* START Input data *

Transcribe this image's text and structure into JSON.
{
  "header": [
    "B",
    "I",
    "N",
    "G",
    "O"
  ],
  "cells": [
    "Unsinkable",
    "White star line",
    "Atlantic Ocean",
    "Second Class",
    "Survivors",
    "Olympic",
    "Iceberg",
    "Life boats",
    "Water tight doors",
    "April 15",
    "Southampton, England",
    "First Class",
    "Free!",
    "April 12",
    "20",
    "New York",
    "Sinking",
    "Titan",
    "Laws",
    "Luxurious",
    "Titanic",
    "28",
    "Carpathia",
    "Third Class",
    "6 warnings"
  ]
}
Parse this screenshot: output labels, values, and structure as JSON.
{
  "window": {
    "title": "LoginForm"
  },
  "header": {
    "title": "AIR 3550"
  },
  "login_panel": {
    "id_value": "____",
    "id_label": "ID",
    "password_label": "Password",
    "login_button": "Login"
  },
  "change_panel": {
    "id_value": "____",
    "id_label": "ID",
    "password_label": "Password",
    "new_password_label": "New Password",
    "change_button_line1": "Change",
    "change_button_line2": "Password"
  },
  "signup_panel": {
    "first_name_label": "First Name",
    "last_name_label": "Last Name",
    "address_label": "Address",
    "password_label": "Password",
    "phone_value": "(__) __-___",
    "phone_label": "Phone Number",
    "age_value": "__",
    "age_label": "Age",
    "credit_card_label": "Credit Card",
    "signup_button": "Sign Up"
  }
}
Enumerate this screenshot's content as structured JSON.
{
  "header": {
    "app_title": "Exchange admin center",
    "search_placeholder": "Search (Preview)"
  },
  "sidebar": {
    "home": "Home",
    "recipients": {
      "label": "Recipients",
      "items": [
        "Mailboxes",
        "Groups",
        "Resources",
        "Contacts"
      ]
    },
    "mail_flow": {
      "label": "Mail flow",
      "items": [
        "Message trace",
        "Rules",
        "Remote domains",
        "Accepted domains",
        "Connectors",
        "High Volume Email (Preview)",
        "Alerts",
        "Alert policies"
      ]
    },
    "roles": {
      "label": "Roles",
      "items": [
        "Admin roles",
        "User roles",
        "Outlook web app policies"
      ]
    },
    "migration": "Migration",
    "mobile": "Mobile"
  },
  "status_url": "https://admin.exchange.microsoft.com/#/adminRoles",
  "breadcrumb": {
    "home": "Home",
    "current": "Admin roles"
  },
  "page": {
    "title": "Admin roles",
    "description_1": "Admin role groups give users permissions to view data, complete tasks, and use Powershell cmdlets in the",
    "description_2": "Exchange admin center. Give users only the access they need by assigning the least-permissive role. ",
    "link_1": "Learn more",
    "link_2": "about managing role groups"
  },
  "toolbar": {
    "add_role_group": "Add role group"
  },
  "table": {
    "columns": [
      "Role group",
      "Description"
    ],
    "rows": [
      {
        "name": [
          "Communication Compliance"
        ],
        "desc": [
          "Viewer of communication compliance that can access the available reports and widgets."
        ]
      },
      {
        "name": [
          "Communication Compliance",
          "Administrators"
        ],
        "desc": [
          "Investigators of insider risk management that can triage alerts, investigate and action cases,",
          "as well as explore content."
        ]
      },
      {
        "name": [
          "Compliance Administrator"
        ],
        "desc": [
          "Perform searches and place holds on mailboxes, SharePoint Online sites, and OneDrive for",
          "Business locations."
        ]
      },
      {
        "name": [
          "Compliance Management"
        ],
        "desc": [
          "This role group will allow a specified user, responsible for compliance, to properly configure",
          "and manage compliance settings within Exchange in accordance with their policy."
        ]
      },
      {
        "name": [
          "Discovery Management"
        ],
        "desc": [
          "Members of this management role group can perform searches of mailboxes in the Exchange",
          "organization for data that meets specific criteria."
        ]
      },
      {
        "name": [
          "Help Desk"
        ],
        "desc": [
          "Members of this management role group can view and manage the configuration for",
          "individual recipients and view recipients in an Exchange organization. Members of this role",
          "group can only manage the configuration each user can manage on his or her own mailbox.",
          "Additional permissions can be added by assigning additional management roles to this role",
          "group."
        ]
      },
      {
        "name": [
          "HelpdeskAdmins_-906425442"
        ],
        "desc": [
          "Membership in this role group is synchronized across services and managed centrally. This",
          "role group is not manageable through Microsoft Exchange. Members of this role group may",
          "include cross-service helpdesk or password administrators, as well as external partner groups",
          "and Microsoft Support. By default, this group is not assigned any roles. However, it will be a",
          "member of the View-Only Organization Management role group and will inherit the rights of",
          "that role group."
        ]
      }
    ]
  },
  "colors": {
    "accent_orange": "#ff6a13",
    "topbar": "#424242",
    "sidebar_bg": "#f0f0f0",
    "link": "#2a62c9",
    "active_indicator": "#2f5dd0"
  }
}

* END Input data *

Nothing should be changed: write out all of the data as is.

Transcribe this image's text and structure into JSON.
{
  "header": [
    "B",
    "I",
    "N",
    "G",
    "O"
  ],
  "cells": [
    "Unsinkable",
    "White star line",
    "Atlantic Ocean",
    "Second Class",
    "Survivors",
    "Olympic",
    "Iceberg",
    "Life boats",
    "Water tight doors",
    "April 15",
    "Southampton, England",
    "First Class",
    "Free!",
    "April 12",
    "20",
    "New York",
    "Sinking",
    "Titan",
    "Laws",
    "Luxurious",
    "Titanic",
    "28",
    "Carpathia",
    "Third Class",
    "6 warnings"
  ]
}
Parse this screenshot: output labels, values, and structure as JSON.
{
  "window": {
    "title": "LoginForm"
  },
  "header": {
    "title": "AIR 3550"
  },
  "login_panel": {
    "id_value": "____",
    "id_label": "ID",
    "password_label": "Password",
    "login_button": "Login"
  },
  "change_panel": {
    "id_value": "____",
    "id_label": "ID",
    "password_label": "Password",
    "new_password_label": "New Password",
    "change_button_line1": "Change",
    "change_button_line2": "Password"
  },
  "signup_panel": {
    "first_name_label": "First Name",
    "last_name_label": "Last Name",
    "address_label": "Address",
    "password_label": "Password",
    "phone_value": "(__) __-___",
    "phone_label": "Phone Number",
    "age_value": "__",
    "age_label": "Age",
    "credit_card_label": "Credit Card",
    "signup_button": "Sign Up"
  }
}
Enumerate this screenshot's content as structured JSON.
{
  "header": {
    "app_title": "Exchange admin center",
    "search_placeholder": "Search (Preview)"
  },
  "sidebar": {
    "home": "Home",
    "recipients": {
      "label": "Recipients",
      "items": [
        "Mailboxes",
        "Groups",
        "Resources",
        "Contacts"
      ]
    },
    "mail_flow": {
      "label": "Mail flow",
      "items": [
        "Message trace",
        "Rules",
        "Remote domains",
        "Accepted domains",
        "Connectors",
        "High Volume Email (Preview)",
        "Alerts",
        "Alert policies"
      ]
    },
    "roles": {
      "label": "Roles",
      "items": [
        "Admin roles",
        "User roles",
        "Outlook web app policies"
      ]
    },
    "migration": "Migration",
    "mobile": "Mobile"
  },
  "status_url": "https://admin.exchange.microsoft.com/#/adminRoles",
  "breadcrumb": {
    "home": "Home",
    "current": "Admin roles"
  },
  "page": {
    "title": "Admin roles",
    "description_1": "Admin role groups give users permissions to view data, complete tasks, and use Powershell cmdlets in the",
    "description_2": "Exchange admin center. Give users only the access they need by assigning the least-permissive role. ",
    "link_1": "Learn more",
    "link_2": "about managing role groups"
  },
  "toolbar": {
    "add_role_group": "Add role group"
  },
  "table": {
    "columns": [
      "Role group",
      "Description"
    ],
    "rows": [
      {
        "name": [
          "Communication Compliance"
        ],
        "desc": [
          "Viewer of communication compliance that can access the available reports and widgets."
        ]
      },
      {
        "name": [
          "Communication Compliance",
          "Administrators"
        ],
        "desc": [
          "Investigators of insider risk management that can triage alerts, investigate and action cases,",
          "as well as explore content."
        ]
      },
      {
        "name": [
          "Compliance Administrator"
        ],
        "desc": [
          "Perform searches and place holds on mailboxes, SharePoint Online sites, and OneDrive for",
          "Business locations."
        ]
      },
      {
        "name": [
          "Compliance Management"
        ],
        "desc": [
          "This role group will allow a specified user, responsible for compliance, to properly configure",
          "and manage compliance settings within Exchange in accordance with their policy."
        ]
      },
      {
        "name": [
          "Discovery Management"
        ],
        "desc": [
          "Members of this management role group can perform searches of mailboxes in the Exchange",
          "organization for data that meets specific criteria."
        ]
      },
      {
        "name": [
          "Help Desk"
        ],
        "desc": [
          "Members of this management role group can view and manage the configuration for",
          "individual recipients and view recipients in an Exchange organization. Members of this role",
          "group can only manage the configuration each user can manage on his or her own mailbox.",
          "Additional permissions can be added by assigning additional management roles to this role",
          "group."
        ]
      },
      {
        "name": [
          "HelpdeskAdmins_-906425442"
        ],
        "desc": [
          "Membership in this role group is synchronized across services and managed centrally. This",
          "role group is not manageable through Microsoft Exchange. Members of this role group may",
          "include cross-service helpdesk or password administrators, as well as external partner groups",
          "and Microsoft Support. By default, this group is not assigned any roles. However, it will be a",
          "member of the View-Only Organization Management role group and will inherit the rights of",
          "that role group."
        ]
      }
    ]
  },
  "colors": {
    "accent_orange": "#ff6a13",
    "topbar": "#424242",
    "sidebar_bg": "#f0f0f0",
    "link": "#2a62c9",
    "active_indicator": "#2f5dd0"
  }
}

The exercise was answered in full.